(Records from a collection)
------------------------------------

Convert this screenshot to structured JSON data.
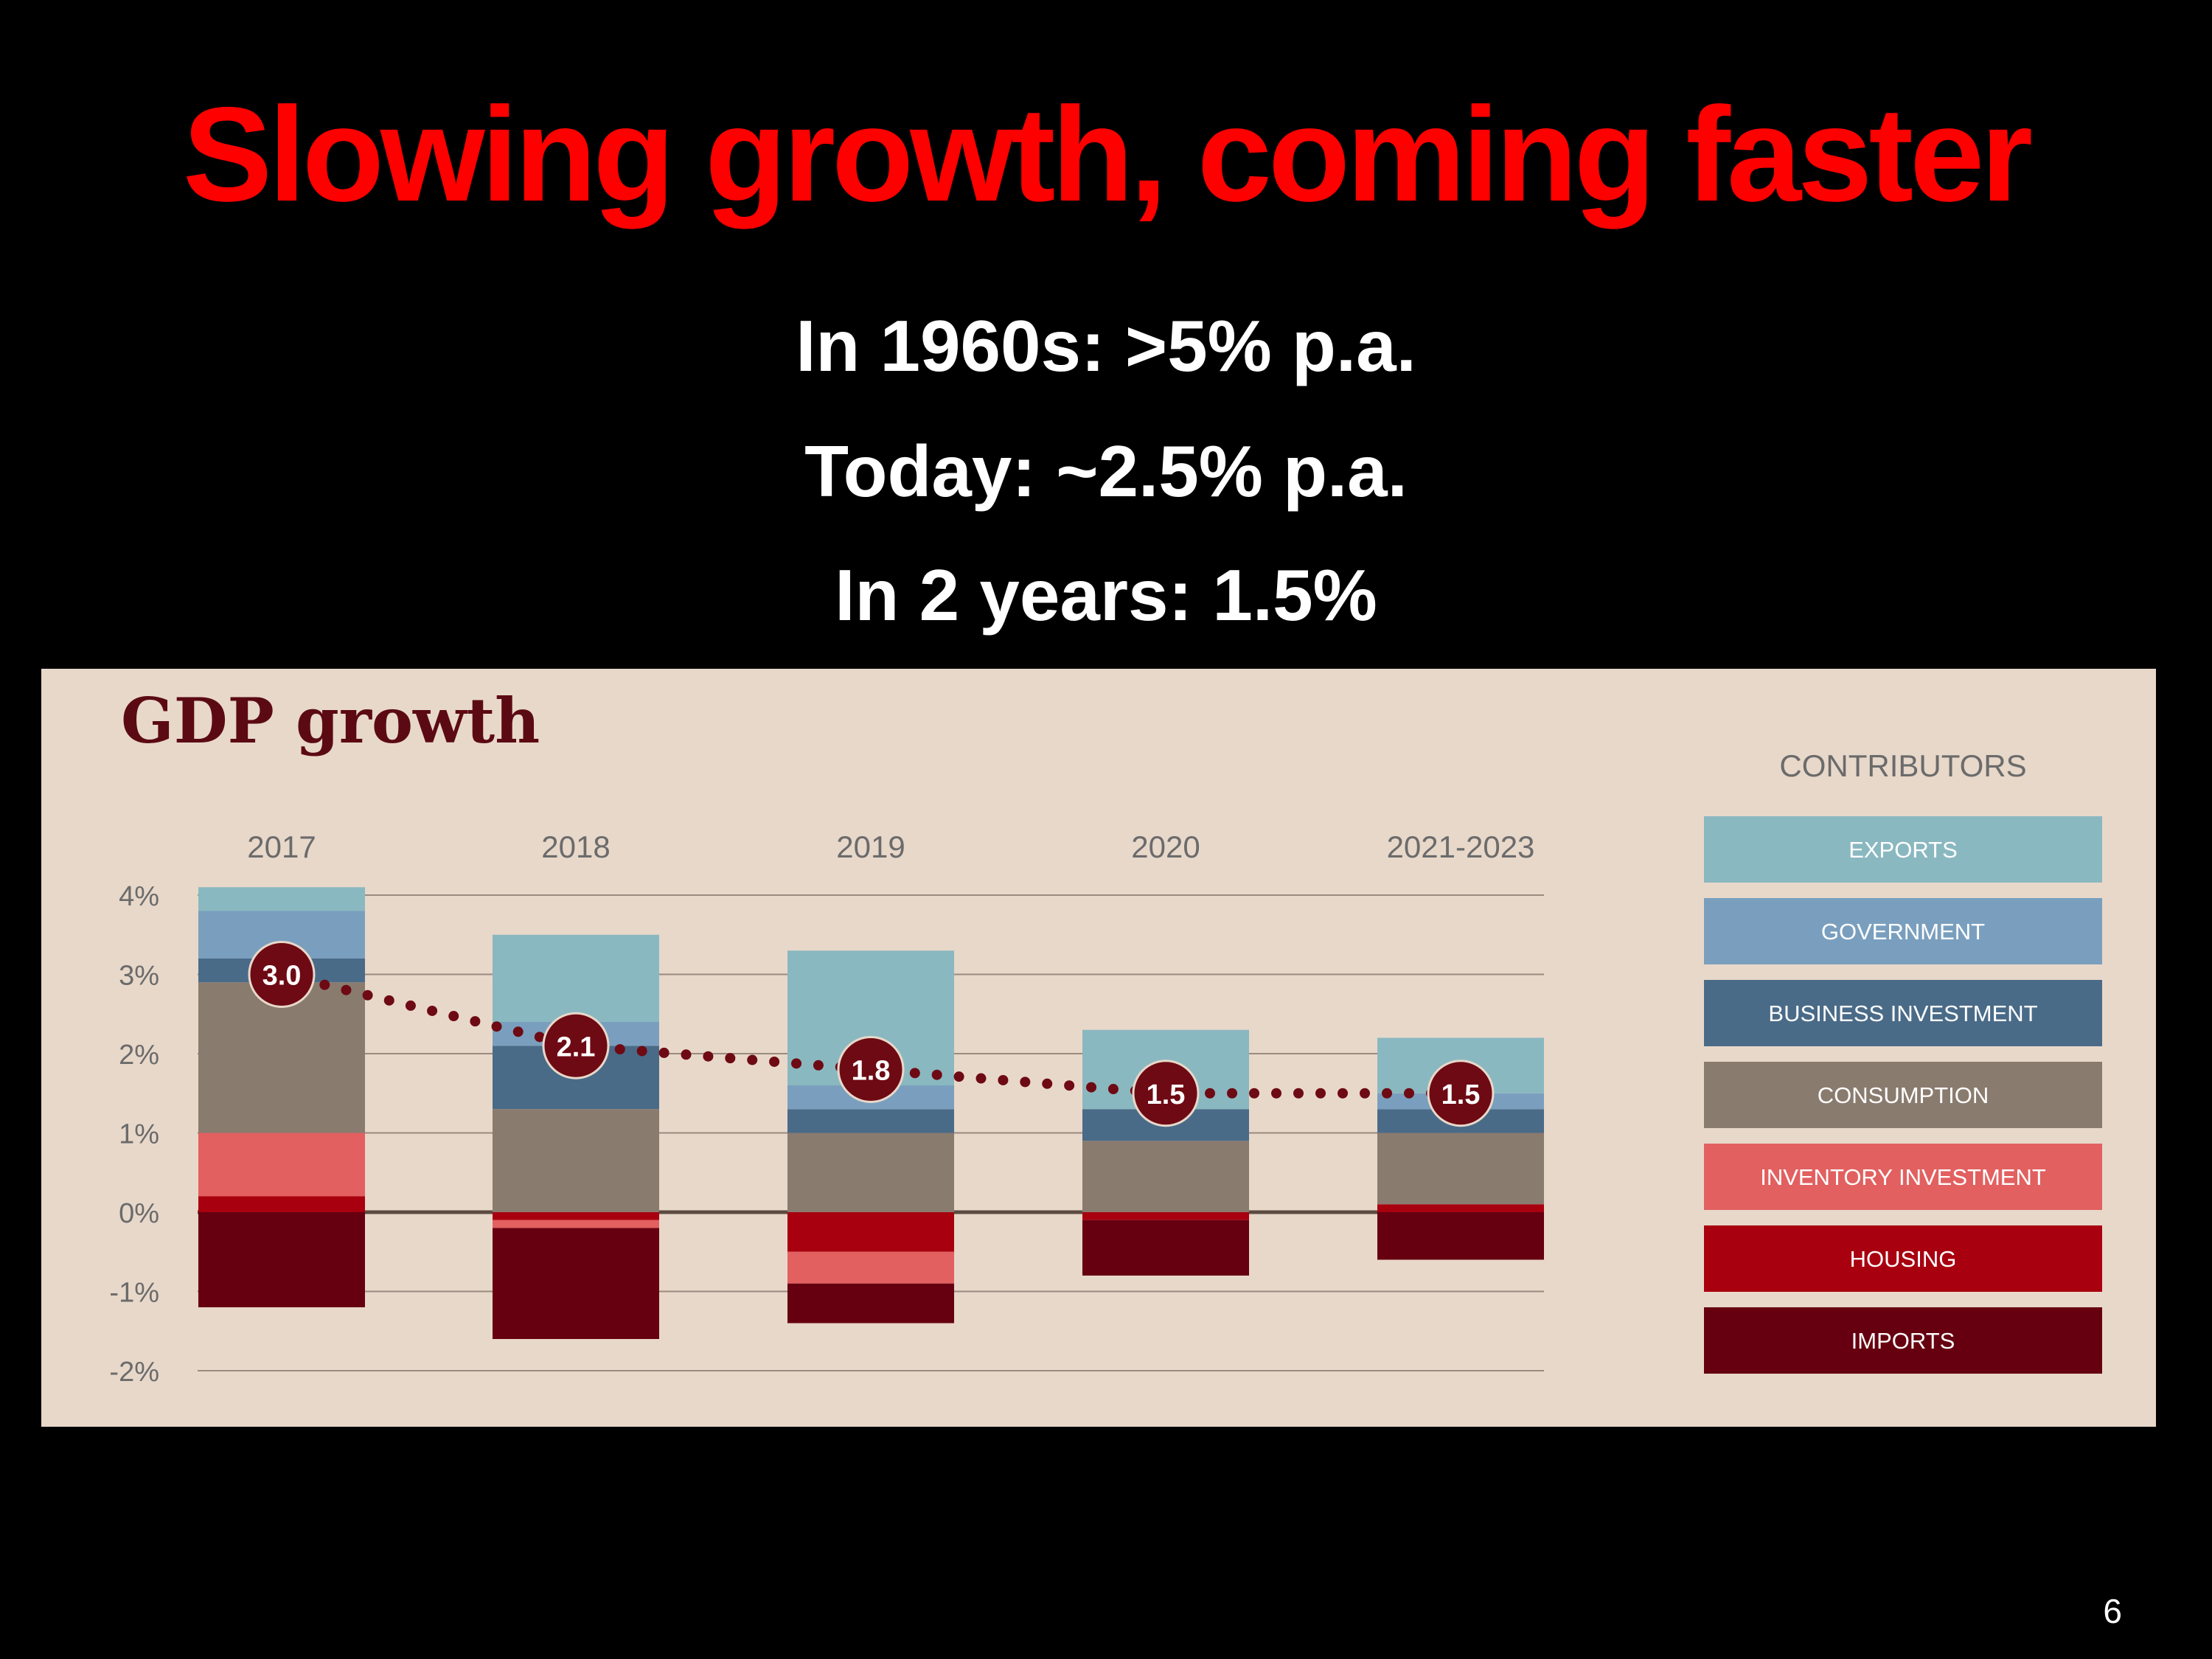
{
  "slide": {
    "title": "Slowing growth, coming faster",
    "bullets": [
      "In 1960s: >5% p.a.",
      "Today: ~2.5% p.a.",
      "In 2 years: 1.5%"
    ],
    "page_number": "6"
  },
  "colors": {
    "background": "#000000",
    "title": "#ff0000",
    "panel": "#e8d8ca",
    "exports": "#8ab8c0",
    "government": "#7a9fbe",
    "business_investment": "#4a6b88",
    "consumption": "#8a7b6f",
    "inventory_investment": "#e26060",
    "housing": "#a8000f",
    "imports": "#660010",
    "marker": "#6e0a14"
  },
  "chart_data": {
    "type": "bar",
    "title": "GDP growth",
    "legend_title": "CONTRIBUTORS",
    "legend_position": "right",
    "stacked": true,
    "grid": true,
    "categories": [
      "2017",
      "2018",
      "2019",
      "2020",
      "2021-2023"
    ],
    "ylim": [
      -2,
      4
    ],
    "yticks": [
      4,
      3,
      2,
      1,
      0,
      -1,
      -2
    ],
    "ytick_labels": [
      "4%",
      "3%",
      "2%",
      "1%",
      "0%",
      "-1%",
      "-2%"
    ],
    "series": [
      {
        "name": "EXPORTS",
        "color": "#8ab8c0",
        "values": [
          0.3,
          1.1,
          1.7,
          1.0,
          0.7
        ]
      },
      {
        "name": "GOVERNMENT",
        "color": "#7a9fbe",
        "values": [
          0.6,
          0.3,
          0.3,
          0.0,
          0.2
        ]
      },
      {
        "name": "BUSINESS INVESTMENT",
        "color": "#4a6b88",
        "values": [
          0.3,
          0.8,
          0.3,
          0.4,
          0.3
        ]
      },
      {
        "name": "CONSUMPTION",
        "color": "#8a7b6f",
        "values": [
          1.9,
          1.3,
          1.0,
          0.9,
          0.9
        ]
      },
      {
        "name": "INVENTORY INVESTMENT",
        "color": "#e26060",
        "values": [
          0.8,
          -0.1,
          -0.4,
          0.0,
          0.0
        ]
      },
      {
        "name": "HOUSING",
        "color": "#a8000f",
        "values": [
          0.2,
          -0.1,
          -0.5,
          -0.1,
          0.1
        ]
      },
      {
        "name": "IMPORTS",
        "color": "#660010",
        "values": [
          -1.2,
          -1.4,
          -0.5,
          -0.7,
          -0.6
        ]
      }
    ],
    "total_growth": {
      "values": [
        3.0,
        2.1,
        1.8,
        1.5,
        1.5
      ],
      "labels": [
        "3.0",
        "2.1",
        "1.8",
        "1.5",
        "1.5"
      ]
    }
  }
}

------------------------------------

_Exercise aim_
Set down the records in full and exactly. Do not carry over any image.

_Answer_
Convert this screenshot to structured JSON data.
{
  "slide": {
    "title": "Slowing growth, coming faster",
    "bullets": [
      "In 1960s: >5% p.a.",
      "Today: ~2.5% p.a.",
      "In 2 years: 1.5%"
    ],
    "page_number": "6"
  },
  "colors": {
    "background": "#000000",
    "title": "#ff0000",
    "panel": "#e8d8ca",
    "exports": "#8ab8c0",
    "government": "#7a9fbe",
    "business_investment": "#4a6b88",
    "consumption": "#8a7b6f",
    "inventory_investment": "#e26060",
    "housing": "#a8000f",
    "imports": "#660010",
    "marker": "#6e0a14"
  },
  "chart_data": {
    "type": "bar",
    "title": "GDP growth",
    "legend_title": "CONTRIBUTORS",
    "legend_position": "right",
    "stacked": true,
    "grid": true,
    "categories": [
      "2017",
      "2018",
      "2019",
      "2020",
      "2021-2023"
    ],
    "ylim": [
      -2,
      4
    ],
    "yticks": [
      4,
      3,
      2,
      1,
      0,
      -1,
      -2
    ],
    "ytick_labels": [
      "4%",
      "3%",
      "2%",
      "1%",
      "0%",
      "-1%",
      "-2%"
    ],
    "series": [
      {
        "name": "EXPORTS",
        "color": "#8ab8c0",
        "values": [
          0.3,
          1.1,
          1.7,
          1.0,
          0.7
        ]
      },
      {
        "name": "GOVERNMENT",
        "color": "#7a9fbe",
        "values": [
          0.6,
          0.3,
          0.3,
          0.0,
          0.2
        ]
      },
      {
        "name": "BUSINESS INVESTMENT",
        "color": "#4a6b88",
        "values": [
          0.3,
          0.8,
          0.3,
          0.4,
          0.3
        ]
      },
      {
        "name": "CONSUMPTION",
        "color": "#8a7b6f",
        "values": [
          1.9,
          1.3,
          1.0,
          0.9,
          0.9
        ]
      },
      {
        "name": "INVENTORY INVESTMENT",
        "color": "#e26060",
        "values": [
          0.8,
          -0.1,
          -0.4,
          0.0,
          0.0
        ]
      },
      {
        "name": "HOUSING",
        "color": "#a8000f",
        "values": [
          0.2,
          -0.1,
          -0.5,
          -0.1,
          0.1
        ]
      },
      {
        "name": "IMPORTS",
        "color": "#660010",
        "values": [
          -1.2,
          -1.4,
          -0.5,
          -0.7,
          -0.6
        ]
      }
    ],
    "total_growth": {
      "values": [
        3.0,
        2.1,
        1.8,
        1.5,
        1.5
      ],
      "labels": [
        "3.0",
        "2.1",
        "1.8",
        "1.5",
        "1.5"
      ]
    }
  }
}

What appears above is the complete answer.